Stored data:
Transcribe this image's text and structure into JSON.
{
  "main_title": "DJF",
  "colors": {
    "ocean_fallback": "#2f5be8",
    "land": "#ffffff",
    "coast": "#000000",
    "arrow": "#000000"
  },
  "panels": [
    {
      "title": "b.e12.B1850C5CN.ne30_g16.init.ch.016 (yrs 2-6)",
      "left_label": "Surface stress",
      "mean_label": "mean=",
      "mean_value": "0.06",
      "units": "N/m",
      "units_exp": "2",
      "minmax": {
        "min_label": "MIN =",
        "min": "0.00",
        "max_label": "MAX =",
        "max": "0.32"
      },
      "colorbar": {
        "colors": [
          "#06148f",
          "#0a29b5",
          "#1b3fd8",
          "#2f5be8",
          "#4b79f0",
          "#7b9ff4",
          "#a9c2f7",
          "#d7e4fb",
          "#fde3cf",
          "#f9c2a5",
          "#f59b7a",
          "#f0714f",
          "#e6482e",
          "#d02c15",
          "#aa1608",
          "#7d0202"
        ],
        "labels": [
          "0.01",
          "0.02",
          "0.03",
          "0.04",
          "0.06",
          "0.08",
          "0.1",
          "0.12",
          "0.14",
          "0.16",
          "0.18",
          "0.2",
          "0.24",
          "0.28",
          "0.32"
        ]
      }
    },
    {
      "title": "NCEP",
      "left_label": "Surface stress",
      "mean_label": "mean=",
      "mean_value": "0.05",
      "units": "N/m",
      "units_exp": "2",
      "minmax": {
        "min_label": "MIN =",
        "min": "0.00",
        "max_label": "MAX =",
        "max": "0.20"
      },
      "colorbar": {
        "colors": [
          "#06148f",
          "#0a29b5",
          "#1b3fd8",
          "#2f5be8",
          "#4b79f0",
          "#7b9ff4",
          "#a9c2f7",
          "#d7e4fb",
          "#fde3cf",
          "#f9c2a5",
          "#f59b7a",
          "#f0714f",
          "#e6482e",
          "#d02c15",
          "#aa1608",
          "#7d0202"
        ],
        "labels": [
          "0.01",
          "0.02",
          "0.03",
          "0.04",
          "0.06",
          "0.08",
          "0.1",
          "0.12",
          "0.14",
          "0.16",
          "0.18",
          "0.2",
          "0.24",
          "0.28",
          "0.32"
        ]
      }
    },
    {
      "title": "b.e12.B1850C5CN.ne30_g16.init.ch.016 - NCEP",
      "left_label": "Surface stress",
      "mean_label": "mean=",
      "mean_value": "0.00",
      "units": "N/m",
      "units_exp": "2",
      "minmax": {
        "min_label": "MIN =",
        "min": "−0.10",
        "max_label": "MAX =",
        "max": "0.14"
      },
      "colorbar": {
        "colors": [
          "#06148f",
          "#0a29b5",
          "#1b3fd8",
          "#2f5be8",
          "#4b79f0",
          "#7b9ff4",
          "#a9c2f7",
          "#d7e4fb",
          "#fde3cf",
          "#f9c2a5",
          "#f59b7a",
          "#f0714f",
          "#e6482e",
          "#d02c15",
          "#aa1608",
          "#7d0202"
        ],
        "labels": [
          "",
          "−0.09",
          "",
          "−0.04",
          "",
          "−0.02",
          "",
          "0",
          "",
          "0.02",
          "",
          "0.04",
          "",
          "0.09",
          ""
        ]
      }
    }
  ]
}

Task: Copy each line of the data that contains the word "NCEP".

Exercise result:
      "title": "NCEP",
      "title": "b.e12.B1850C5CN.ne30_g16.init.ch.016 - NCEP",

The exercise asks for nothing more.